What to do:
Set down every record once more, exactly as given.
[Supplied records start]
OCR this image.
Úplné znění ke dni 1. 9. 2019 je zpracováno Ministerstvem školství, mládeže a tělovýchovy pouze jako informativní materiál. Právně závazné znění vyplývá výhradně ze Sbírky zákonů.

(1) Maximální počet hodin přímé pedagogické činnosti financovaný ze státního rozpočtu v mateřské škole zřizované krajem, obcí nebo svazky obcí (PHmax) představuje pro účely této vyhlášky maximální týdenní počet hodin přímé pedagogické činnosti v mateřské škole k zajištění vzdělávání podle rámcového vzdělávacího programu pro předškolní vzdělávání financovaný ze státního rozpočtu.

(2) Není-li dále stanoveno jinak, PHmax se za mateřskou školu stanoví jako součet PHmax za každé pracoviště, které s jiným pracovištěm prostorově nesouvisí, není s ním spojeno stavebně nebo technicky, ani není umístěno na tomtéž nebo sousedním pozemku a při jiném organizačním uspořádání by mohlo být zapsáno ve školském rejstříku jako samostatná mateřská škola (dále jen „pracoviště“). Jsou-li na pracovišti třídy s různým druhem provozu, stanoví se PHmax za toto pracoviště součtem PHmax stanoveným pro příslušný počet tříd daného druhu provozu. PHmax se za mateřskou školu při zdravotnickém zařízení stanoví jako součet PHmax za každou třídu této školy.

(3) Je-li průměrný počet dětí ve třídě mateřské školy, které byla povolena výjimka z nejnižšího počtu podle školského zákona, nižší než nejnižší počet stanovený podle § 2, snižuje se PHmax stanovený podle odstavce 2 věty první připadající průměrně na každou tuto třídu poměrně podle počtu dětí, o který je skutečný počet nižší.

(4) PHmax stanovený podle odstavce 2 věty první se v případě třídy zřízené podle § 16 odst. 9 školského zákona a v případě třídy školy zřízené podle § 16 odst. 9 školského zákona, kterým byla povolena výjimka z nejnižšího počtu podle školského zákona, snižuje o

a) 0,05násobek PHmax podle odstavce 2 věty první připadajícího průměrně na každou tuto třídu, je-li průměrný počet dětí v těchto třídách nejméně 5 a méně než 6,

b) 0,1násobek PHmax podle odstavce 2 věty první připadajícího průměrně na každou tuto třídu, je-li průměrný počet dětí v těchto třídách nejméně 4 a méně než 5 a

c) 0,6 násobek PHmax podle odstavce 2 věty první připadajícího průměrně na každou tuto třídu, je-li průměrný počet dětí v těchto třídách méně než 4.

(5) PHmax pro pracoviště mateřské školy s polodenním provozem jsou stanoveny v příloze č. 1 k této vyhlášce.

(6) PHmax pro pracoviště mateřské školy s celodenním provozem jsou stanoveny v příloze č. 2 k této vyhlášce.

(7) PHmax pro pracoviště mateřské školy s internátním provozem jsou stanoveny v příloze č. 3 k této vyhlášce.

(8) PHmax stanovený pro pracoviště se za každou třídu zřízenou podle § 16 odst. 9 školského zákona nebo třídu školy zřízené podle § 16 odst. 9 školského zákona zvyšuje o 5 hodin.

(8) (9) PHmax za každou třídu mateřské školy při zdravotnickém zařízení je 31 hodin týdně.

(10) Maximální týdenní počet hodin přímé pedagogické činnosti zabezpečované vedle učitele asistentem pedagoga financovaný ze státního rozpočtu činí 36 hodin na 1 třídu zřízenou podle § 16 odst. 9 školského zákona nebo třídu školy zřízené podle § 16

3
[Supplied records end]
Response below:
OCR this image.
Úplné znění ke dni 1. 9. 2019 je zpracováno Ministerstvem školství, mládeže a tělovýchovy pouze jako informativní materiál. Právně závazné znění vyplývá výhradně ze Sbírky zákonů.

(1) Maximální počet hodin přímé pedagogické činnosti financovaný ze státního rozpočtu v mateřské škole zřizované krajem, obcí nebo svazky obcí (PHmax) představuje pro účely této vyhlášky maximální týdenní počet hodin přímé pedagogické činnosti v mateřské škole k zajištění vzdělávání podle rámcového vzdělávacího programu pro předškolní vzdělávání financovaný ze státního rozpočtu.

(2) Není-li dále stanoveno jinak, PHmax se za mateřskou školu stanoví jako součet PHmax za každé pracoviště, které s jiným pracovištěm prostorově nesouvisí, není s ním spojeno stavebně nebo technicky, ani není umístěno na tomtéž nebo sousedním pozemku a při jiném organizačním uspořádání by mohlo být zapsáno ve školském rejstříku jako samostatná mateřská škola (dále jen „pracoviště“). Jsou-li na pracovišti třídy s různým druhem provozu, stanoví se PHmax za toto pracoviště součtem PHmax stanoveným pro příslušný počet tříd daného druhu provozu. PHmax se za mateřskou školu při zdravotnickém zařízení stanoví jako součet PHmax za každou třídu této školy.

(3) Je-li průměrný počet dětí ve třídě mateřské školy, které byla povolena výjimka z nejnižšího počtu podle školského zákona, nižší než nejnižší počet stanovený podle § 2, snižuje se PHmax stanovený podle odstavce 2 věty první připadající průměrně na každou tuto třídu poměrně podle počtu dětí, o který je skutečný počet nižší.

(4) PHmax stanovený podle odstavce 2 věty první se v případě třídy zřízené podle § 16 odst. 9 školského zákona a v případě třídy školy zřízené podle § 16 odst. 9 školského zákona, kterým byla povolena výjimka z nejnižšího počtu podle školského zákona, snižuje o

a) 0,05násobek PHmax podle odstavce 2 věty první připadajícího průměrně na každou tuto třídu, je-li průměrný počet dětí v těchto třídách nejméně 5 a méně než 6,

b) 0,1násobek PHmax podle odstavce 2 věty první připadajícího průměrně na každou tuto třídu, je-li průměrný počet dětí v těchto třídách nejméně 4 a méně než 5 a

c) 0,6 násobek PHmax podle odstavce 2 věty první připadajícího průměrně na každou tuto třídu, je-li průměrný počet dětí v těchto třídách méně než 4.

(5) PHmax pro pracoviště mateřské školy s polodenním provozem jsou stanoveny v příloze č. 1 k této vyhlášce.

(6) PHmax pro pracoviště mateřské školy s celodenním provozem jsou stanoveny v příloze č. 2 k této vyhlášce.

(7) PHmax pro pracoviště mateřské školy s internátním provozem jsou stanoveny v příloze č. 3 k této vyhlášce.

(8) PHmax stanovený pro pracoviště se za každou třídu zřízenou podle § 16 odst. 9 školského zákona nebo třídu školy zřízené podle § 16 odst. 9 školského zákona zvyšuje o 5 hodin.

(8) (9) PHmax za každou třídu mateřské školy při zdravotnickém zařízení je 31 hodin týdně.

(10) Maximální týdenní počet hodin přímé pedagogické činnosti zabezpečované vedle učitele asistentem pedagoga financovaný ze státního rozpočtu činí 36 hodin na 1 třídu zřízenou podle § 16 odst. 9 školského zákona nebo třídu školy zřízené podle § 16

3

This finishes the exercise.